— Work instructions —
Search the data for the word "screenshot" and copy every line that contains it.

— Data entries —
***

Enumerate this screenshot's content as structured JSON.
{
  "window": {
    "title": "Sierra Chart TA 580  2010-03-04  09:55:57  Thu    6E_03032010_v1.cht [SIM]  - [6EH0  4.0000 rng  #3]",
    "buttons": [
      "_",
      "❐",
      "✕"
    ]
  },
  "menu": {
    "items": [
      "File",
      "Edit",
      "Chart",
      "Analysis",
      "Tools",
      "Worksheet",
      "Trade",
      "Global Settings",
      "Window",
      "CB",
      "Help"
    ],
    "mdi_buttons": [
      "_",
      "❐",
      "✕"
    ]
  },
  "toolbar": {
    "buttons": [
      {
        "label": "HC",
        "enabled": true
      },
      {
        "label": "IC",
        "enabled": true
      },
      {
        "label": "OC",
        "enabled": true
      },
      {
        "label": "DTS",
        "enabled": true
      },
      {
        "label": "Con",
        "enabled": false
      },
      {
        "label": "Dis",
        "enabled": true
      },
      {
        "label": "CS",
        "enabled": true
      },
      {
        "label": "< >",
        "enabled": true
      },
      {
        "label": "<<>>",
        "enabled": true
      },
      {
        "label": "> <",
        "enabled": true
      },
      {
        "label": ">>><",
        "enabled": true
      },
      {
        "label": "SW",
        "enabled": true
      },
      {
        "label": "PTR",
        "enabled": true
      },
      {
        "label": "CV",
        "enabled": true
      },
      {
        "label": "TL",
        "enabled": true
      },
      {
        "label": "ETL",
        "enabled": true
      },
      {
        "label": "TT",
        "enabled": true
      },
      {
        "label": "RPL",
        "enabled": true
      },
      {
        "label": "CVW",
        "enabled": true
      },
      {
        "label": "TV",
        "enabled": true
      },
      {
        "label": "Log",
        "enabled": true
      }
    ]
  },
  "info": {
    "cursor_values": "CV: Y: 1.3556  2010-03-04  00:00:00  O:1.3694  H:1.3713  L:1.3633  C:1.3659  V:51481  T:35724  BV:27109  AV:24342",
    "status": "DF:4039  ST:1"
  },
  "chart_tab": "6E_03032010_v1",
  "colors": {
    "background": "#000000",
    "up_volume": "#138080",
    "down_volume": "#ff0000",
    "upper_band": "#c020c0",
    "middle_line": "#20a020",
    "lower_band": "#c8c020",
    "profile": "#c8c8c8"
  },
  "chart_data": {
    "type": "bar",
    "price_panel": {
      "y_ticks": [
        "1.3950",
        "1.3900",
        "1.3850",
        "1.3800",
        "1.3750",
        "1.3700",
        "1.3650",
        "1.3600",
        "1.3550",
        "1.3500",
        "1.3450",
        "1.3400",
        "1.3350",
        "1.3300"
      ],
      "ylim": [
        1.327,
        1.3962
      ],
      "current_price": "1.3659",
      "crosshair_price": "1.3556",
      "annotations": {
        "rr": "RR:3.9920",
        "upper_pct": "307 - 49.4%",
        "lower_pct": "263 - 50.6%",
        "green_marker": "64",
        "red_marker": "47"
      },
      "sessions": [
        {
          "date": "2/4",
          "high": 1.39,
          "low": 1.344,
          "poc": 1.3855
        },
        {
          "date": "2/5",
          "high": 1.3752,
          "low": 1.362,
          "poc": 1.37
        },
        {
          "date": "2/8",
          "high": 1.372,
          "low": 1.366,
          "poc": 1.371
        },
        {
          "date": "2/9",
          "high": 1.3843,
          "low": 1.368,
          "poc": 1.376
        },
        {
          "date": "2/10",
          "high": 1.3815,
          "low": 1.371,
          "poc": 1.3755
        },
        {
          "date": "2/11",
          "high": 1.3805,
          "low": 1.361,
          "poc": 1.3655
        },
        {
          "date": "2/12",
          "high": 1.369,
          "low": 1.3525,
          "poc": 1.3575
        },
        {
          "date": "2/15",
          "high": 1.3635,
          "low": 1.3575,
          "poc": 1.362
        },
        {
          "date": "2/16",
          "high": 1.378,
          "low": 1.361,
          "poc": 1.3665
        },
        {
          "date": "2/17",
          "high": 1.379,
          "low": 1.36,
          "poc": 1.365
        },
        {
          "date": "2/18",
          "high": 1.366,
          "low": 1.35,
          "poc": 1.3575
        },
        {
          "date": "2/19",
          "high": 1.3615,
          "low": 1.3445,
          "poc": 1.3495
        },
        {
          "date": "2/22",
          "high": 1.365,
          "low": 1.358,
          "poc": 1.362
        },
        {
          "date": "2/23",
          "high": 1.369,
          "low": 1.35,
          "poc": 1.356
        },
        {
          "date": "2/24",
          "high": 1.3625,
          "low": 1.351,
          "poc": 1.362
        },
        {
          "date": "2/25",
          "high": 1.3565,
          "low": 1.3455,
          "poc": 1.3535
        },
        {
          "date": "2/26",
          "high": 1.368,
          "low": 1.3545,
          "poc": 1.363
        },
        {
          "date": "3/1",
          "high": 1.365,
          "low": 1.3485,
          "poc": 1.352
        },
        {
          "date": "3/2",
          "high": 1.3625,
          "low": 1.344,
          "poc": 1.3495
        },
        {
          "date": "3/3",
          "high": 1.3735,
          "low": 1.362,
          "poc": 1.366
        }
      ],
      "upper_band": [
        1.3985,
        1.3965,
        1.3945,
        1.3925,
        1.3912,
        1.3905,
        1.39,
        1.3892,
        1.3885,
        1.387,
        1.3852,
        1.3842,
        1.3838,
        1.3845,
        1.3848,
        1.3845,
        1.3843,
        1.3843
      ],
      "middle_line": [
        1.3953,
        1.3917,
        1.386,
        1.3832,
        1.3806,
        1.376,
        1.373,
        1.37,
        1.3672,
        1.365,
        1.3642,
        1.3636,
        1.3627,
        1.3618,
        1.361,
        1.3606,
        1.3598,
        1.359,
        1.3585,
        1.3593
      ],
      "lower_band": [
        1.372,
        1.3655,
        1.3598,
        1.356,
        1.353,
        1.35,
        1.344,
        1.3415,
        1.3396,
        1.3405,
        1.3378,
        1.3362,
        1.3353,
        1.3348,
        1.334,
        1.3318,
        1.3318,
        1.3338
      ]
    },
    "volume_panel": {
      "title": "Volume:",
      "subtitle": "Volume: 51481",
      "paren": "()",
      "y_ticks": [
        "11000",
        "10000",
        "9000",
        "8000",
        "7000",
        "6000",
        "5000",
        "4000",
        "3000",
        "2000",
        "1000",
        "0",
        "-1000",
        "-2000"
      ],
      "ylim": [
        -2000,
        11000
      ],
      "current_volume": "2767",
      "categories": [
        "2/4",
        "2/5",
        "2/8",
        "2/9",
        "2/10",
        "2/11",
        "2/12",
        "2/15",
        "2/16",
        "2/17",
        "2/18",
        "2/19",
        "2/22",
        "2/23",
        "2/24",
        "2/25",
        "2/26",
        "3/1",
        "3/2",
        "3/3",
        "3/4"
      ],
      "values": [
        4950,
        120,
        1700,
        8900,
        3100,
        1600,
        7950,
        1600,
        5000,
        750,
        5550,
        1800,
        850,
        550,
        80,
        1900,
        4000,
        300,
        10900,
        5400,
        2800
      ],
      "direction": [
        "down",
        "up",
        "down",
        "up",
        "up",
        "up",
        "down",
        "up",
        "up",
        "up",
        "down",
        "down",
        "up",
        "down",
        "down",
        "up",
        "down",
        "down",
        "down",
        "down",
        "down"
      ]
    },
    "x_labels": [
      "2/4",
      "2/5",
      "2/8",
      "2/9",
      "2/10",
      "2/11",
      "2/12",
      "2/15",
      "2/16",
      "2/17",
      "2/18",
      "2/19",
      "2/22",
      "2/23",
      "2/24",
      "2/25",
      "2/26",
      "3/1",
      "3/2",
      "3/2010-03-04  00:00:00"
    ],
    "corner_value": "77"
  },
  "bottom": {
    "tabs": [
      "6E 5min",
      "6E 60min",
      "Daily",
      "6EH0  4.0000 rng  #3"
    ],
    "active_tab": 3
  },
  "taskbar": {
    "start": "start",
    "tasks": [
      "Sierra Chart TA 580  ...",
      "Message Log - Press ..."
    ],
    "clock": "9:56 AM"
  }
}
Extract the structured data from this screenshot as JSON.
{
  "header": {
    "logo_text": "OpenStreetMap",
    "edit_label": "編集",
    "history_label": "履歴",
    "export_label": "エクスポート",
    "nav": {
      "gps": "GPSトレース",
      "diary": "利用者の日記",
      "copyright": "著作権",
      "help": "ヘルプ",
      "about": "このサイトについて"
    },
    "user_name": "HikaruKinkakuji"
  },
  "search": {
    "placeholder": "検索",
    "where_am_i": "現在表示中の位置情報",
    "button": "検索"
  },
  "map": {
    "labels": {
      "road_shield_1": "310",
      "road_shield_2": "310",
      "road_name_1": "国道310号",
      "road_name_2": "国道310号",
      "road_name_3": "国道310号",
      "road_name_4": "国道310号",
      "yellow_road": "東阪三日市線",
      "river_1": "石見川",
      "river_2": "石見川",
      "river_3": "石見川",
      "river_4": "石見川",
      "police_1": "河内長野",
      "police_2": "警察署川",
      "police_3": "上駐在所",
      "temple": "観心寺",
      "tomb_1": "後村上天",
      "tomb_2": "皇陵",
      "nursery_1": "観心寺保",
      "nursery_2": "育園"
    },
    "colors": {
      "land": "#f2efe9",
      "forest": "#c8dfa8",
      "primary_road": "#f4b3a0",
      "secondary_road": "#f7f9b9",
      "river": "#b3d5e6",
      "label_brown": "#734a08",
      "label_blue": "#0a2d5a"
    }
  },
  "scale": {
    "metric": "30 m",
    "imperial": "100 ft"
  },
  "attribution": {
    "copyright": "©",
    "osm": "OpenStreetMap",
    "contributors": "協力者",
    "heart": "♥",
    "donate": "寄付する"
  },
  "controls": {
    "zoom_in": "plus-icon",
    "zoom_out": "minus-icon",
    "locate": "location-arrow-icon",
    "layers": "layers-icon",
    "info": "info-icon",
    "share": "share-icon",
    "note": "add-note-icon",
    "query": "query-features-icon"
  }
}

***

— Full answer —
Enumerate this screenshot's content as structured JSON.
Extract the structured data from this screenshot as JSON.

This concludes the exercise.